* [TASK DESCRIPTION] Repeat the records below exactly, leaving out every picture.

* [RECORDS SUPPLIED]

• • •

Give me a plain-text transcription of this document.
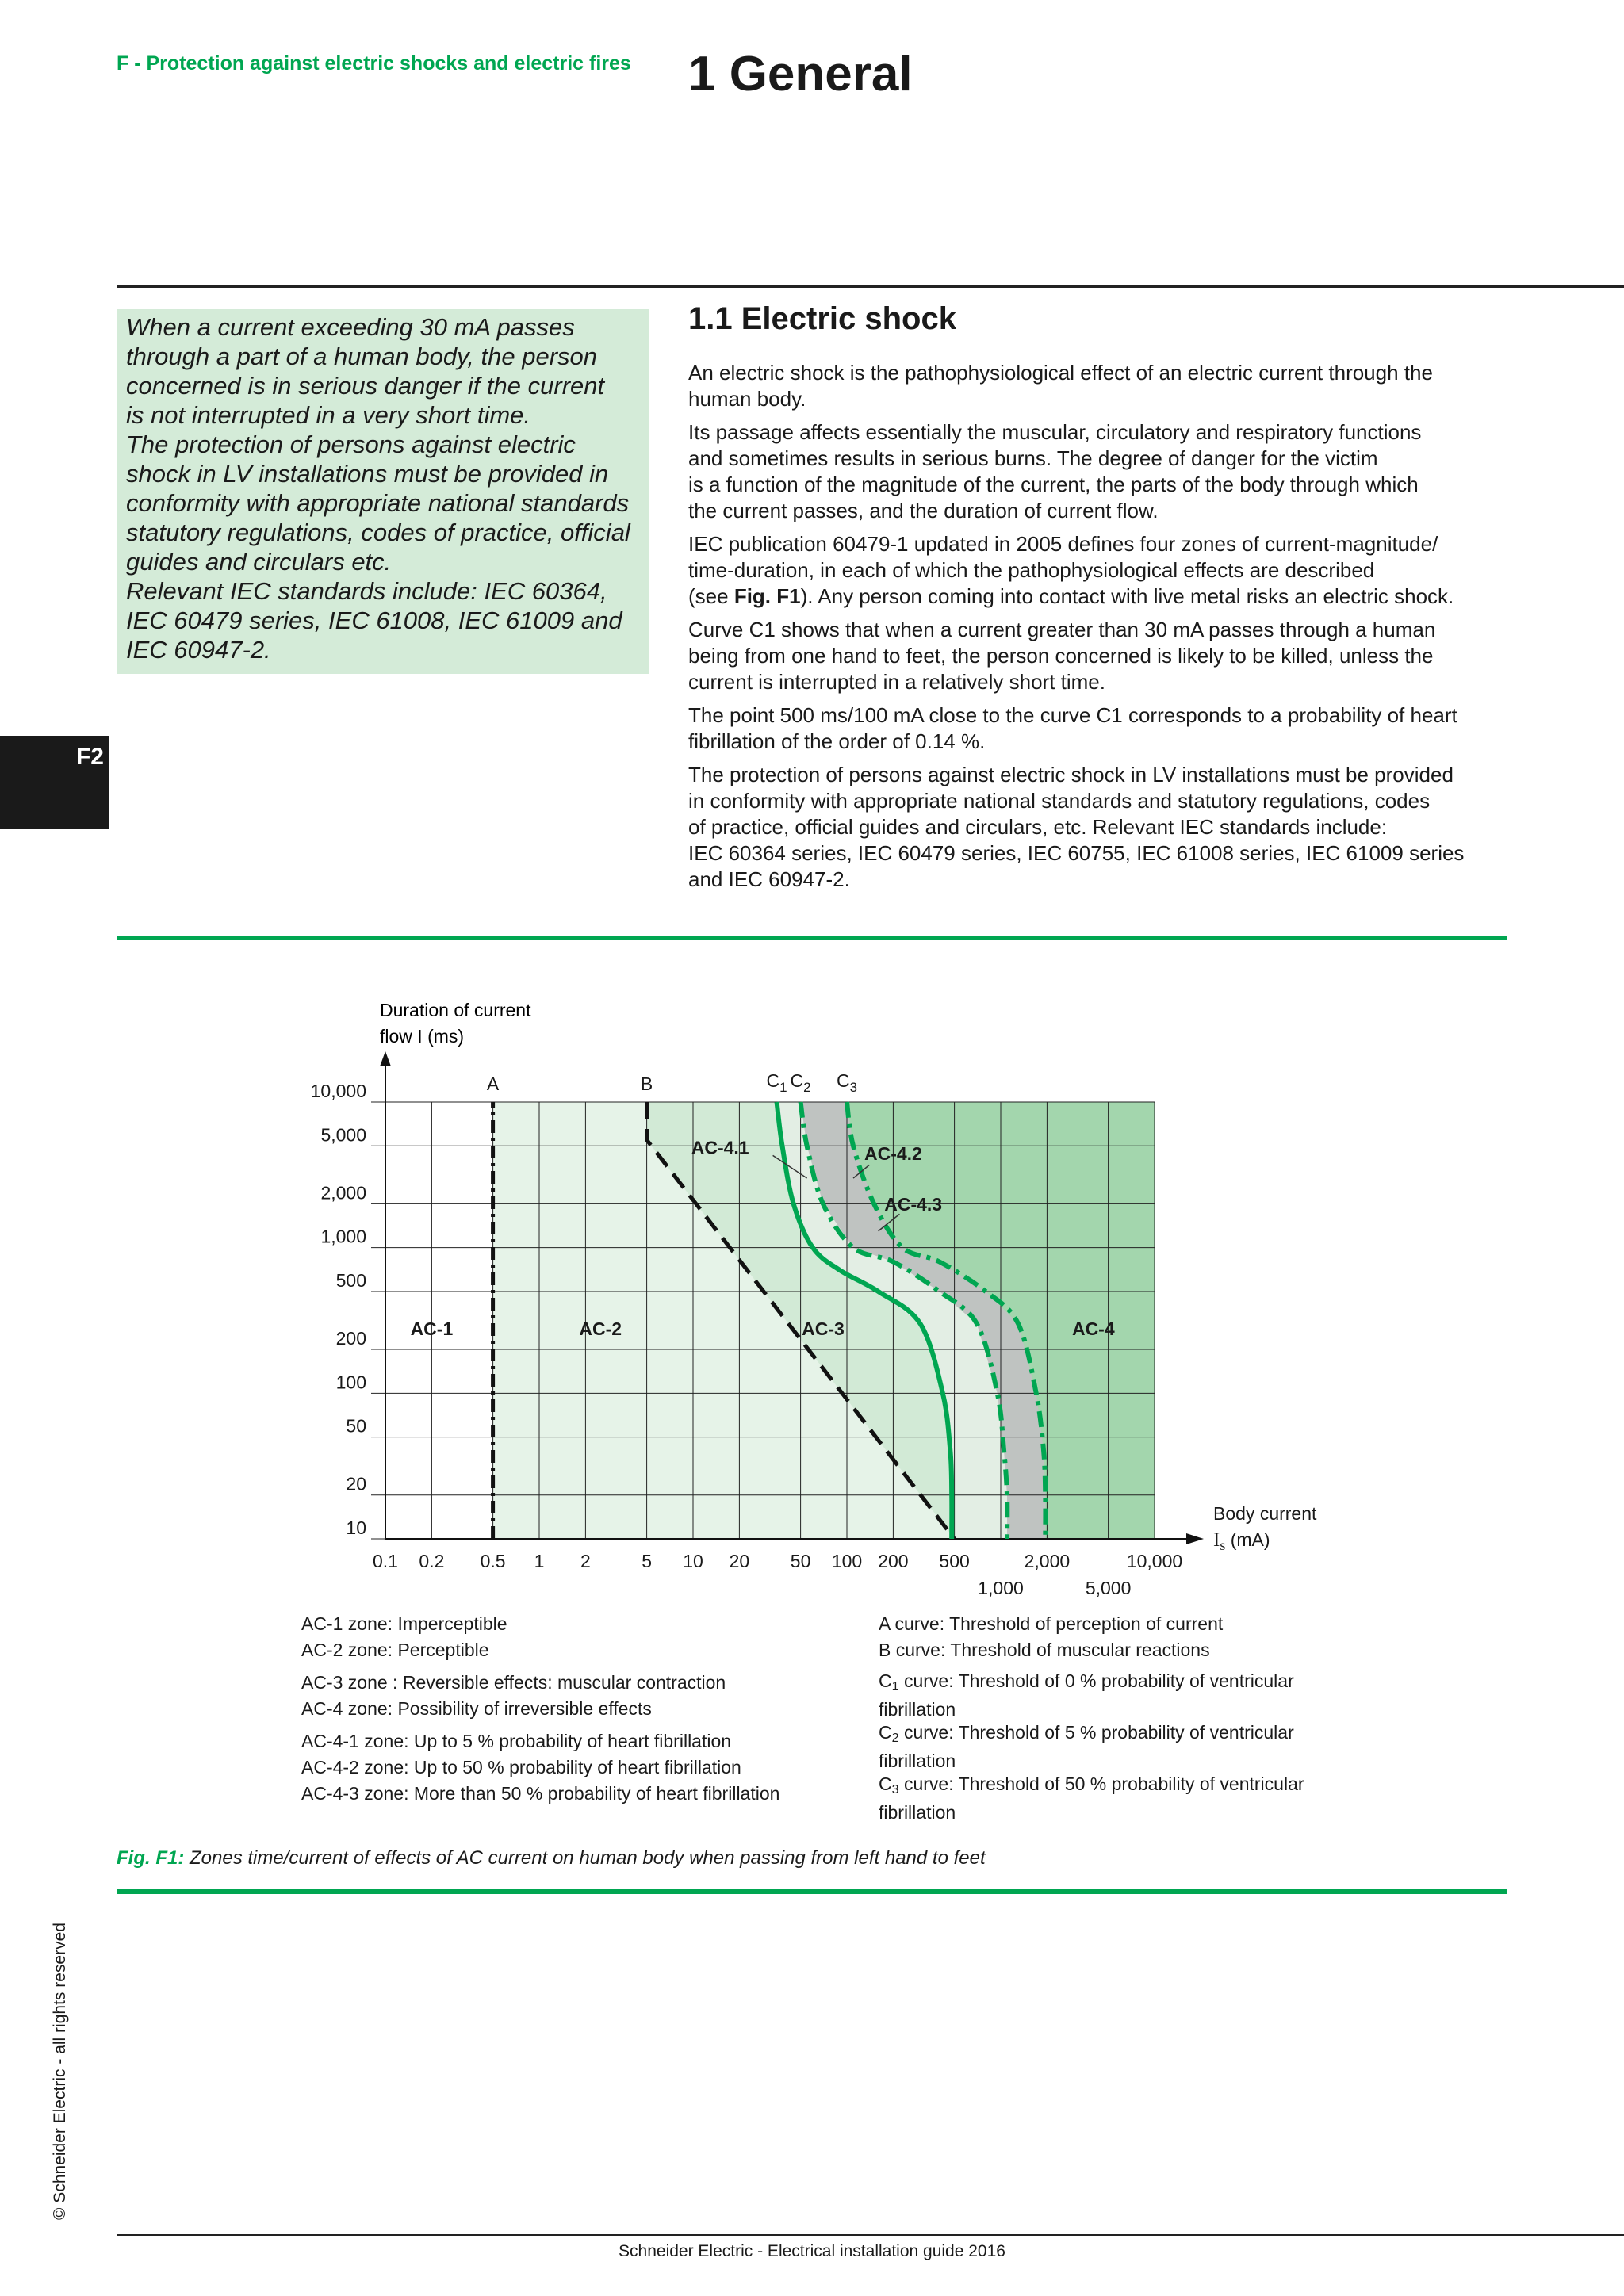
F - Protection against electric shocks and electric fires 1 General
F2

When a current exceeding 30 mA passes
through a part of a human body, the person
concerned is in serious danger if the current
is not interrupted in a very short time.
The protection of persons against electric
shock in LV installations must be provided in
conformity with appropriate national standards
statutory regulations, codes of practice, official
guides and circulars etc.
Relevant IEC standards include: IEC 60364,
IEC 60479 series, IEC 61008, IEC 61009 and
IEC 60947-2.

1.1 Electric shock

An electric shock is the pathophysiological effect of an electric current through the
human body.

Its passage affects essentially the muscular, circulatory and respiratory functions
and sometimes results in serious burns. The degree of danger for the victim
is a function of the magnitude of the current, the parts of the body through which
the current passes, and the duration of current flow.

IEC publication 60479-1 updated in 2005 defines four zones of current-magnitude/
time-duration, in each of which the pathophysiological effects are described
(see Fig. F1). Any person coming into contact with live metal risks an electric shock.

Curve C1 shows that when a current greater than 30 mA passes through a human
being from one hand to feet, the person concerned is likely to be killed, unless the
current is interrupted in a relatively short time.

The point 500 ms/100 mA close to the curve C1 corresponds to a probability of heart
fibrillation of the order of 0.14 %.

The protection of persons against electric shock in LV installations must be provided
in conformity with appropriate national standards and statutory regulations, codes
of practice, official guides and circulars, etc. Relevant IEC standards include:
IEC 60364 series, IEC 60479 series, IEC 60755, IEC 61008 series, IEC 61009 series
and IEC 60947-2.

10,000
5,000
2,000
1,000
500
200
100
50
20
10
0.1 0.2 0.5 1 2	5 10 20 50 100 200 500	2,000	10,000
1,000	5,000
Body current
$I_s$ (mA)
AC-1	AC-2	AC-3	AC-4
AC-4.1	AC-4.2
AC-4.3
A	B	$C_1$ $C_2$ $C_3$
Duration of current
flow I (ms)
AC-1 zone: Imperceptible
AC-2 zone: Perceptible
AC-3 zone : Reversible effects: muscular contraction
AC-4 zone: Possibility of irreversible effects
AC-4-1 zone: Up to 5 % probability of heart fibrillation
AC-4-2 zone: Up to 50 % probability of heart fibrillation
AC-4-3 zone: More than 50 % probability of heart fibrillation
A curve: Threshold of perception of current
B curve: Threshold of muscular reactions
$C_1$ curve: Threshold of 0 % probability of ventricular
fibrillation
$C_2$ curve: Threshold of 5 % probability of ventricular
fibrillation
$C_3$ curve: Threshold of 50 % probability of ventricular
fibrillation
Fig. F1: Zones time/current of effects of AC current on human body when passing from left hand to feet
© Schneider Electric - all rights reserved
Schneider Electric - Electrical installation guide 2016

• • •

* [REPLY TO THE EXERCISE]
Give me a plain-text transcription of this document.
F - Protection against electric shocks and electric fires 1 General
F2

When a current exceeding 30 mA passes
through a part of a human body, the person
concerned is in serious danger if the current
is not interrupted in a very short time.
The protection of persons against electric
shock in LV installations must be provided in
conformity with appropriate national standards
statutory regulations, codes of practice, official
guides and circulars etc.
Relevant IEC standards include: IEC 60364,
IEC 60479 series, IEC 61008, IEC 61009 and
IEC 60947-2.

1.1 Electric shock

An electric shock is the pathophysiological effect of an electric current through the
human body.

Its passage affects essentially the muscular, circulatory and respiratory functions
and sometimes results in serious burns. The degree of danger for the victim
is a function of the magnitude of the current, the parts of the body through which
the current passes, and the duration of current flow.

IEC publication 60479-1 updated in 2005 defines four zones of current-magnitude/
time-duration, in each of which the pathophysiological effects are described
(see Fig. F1). Any person coming into contact with live metal risks an electric shock.

Curve C1 shows that when a current greater than 30 mA passes through a human
being from one hand to feet, the person concerned is likely to be killed, unless the
current is interrupted in a relatively short time.

The point 500 ms/100 mA close to the curve C1 corresponds to a probability of heart
fibrillation of the order of 0.14 %.

The protection of persons against electric shock in LV installations must be provided
in conformity with appropriate national standards and statutory regulations, codes
of practice, official guides and circulars, etc. Relevant IEC standards include:
IEC 60364 series, IEC 60479 series, IEC 60755, IEC 61008 series, IEC 61009 series
and IEC 60947-2.

10,000
5,000
2,000
1,000
500
200
100
50
20
10
0.1 0.2 0.5 1 2	5 10 20 50 100 200 500	2,000	10,000
1,000	5,000
Body current
$I_s$ (mA)
AC-1	AC-2	AC-3	AC-4
AC-4.1	AC-4.2
AC-4.3
A	B	$C_1$ $C_2$ $C_3$
Duration of current
flow I (ms)
AC-1 zone: Imperceptible
AC-2 zone: Perceptible
AC-3 zone : Reversible effects: muscular contraction
AC-4 zone: Possibility of irreversible effects
AC-4-1 zone: Up to 5 % probability of heart fibrillation
AC-4-2 zone: Up to 50 % probability of heart fibrillation
AC-4-3 zone: More than 50 % probability of heart fibrillation
A curve: Threshold of perception of current
B curve: Threshold of muscular reactions
$C_1$ curve: Threshold of 0 % probability of ventricular
fibrillation
$C_2$ curve: Threshold of 5 % probability of ventricular
fibrillation
$C_3$ curve: Threshold of 50 % probability of ventricular
fibrillation
Fig. F1: Zones time/current of effects of AC current on human body when passing from left hand to feet
© Schneider Electric - all rights reserved
Schneider Electric - Electrical installation guide 2016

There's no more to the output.